Items from a figure collection:
◆ ◆ ◆ ◆ ◆
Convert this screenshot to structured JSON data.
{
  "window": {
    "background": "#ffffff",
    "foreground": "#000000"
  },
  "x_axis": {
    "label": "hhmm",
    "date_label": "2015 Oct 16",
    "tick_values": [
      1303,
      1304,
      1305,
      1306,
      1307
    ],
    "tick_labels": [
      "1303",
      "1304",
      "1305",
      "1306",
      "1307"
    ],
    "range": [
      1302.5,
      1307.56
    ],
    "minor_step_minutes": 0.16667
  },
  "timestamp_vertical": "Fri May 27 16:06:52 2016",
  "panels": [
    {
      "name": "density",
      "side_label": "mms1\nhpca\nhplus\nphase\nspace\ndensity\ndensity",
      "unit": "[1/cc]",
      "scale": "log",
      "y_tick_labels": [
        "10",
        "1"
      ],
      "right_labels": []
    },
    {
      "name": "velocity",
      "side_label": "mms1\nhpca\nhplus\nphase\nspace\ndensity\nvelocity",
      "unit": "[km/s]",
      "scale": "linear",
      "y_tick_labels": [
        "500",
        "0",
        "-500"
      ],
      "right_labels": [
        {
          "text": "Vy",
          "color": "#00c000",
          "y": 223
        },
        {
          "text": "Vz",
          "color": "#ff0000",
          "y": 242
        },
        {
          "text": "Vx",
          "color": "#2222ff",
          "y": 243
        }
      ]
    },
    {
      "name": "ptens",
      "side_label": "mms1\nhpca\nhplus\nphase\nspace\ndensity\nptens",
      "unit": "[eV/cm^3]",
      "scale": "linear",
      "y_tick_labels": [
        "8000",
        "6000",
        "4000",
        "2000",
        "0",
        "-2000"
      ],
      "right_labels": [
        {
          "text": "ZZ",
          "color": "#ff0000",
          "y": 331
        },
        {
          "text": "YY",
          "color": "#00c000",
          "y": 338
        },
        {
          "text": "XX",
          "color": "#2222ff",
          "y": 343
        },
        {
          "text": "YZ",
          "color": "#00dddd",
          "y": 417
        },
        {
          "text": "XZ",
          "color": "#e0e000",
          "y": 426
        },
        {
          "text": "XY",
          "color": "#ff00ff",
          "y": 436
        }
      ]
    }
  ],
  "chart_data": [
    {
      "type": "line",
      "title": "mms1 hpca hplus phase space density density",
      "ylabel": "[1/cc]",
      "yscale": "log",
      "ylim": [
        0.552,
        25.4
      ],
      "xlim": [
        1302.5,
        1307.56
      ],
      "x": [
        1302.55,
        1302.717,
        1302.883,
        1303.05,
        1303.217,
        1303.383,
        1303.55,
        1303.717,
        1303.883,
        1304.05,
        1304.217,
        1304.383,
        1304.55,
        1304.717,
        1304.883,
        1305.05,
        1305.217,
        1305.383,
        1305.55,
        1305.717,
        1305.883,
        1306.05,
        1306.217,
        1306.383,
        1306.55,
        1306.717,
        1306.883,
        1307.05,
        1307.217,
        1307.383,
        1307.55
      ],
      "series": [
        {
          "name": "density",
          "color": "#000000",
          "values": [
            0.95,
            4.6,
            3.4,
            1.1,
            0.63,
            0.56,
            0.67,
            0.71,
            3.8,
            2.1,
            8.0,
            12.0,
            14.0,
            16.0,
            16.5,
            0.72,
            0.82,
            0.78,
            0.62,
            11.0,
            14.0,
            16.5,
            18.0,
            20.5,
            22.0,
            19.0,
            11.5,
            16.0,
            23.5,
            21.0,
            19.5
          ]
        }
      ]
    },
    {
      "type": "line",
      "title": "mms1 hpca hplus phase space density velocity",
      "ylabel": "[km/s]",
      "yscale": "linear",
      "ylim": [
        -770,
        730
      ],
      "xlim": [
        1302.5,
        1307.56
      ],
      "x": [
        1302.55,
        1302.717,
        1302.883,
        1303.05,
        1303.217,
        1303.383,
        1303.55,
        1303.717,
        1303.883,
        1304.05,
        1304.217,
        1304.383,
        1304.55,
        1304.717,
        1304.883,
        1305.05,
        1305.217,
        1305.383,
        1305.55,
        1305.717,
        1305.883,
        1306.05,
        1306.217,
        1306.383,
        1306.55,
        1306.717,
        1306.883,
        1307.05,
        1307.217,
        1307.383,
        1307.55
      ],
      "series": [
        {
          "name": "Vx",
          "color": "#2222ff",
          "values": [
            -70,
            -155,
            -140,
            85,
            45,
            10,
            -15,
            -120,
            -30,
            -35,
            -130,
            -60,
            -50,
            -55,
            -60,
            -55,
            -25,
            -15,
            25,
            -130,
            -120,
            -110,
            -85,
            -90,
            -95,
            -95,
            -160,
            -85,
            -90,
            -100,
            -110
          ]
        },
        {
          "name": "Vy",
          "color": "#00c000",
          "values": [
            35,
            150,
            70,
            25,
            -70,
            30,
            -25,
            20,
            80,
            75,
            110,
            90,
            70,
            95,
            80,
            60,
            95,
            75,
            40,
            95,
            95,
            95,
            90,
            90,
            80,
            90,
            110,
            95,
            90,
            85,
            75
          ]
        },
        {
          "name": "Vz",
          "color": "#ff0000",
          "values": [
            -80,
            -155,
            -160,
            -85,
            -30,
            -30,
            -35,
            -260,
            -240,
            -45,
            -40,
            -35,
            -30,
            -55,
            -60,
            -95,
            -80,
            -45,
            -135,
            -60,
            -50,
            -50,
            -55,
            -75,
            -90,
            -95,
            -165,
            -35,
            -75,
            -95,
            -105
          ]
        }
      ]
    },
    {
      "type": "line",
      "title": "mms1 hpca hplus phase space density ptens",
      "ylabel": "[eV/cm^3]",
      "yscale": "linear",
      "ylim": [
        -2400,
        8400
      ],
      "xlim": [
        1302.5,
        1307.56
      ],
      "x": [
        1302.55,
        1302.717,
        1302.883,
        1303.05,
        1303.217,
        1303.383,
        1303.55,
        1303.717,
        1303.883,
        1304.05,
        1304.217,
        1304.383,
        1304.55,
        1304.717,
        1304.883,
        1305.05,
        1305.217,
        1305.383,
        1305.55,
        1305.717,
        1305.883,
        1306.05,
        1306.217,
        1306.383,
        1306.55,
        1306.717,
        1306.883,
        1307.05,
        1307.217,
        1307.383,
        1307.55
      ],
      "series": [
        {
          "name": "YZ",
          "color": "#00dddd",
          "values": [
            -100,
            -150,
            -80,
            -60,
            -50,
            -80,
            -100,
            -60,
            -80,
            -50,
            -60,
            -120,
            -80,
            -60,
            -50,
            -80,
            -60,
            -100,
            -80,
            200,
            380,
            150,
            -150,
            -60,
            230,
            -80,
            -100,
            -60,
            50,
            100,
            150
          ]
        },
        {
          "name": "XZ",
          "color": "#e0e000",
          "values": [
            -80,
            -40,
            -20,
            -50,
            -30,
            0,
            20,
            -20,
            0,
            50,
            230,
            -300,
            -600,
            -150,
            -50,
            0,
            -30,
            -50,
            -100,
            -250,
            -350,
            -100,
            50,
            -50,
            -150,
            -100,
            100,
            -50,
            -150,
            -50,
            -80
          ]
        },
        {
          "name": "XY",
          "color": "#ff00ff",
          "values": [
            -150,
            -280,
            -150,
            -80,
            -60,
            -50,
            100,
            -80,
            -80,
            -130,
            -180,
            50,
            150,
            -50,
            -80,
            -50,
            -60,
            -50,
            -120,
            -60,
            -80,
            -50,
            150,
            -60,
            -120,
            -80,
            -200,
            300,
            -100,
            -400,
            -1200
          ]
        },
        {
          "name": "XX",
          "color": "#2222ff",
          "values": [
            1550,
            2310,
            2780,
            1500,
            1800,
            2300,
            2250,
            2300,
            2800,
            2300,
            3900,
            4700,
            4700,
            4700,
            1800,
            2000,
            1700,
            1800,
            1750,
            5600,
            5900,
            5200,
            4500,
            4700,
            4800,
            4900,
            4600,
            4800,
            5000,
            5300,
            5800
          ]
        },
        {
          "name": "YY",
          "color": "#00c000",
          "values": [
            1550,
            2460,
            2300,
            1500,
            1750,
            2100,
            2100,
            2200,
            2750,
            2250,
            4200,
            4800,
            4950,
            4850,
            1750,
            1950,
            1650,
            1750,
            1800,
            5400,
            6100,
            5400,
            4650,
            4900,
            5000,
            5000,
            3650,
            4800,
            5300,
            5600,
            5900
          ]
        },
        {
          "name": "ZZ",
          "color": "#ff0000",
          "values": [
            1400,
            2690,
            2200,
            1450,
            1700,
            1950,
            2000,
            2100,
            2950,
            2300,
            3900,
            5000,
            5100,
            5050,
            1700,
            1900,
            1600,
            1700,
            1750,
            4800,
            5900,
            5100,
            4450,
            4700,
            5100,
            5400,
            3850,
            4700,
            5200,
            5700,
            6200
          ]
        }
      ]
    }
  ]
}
◆ ◆ ◆ ◆ ◆
Goal of the exercise: Which lines contain "nphase"? Copy each of them.

Response below:
      "side_label": "mms1\nhpca\nhplus\nphase\nspace\ndensity\ndensity",
      "side_label": "mms1\nhpca\nhplus\nphase\nspace\ndensity\nvelocity",
      "side_label": "mms1\nhpca\nhplus\nphase\nspace\ndensity\nptens",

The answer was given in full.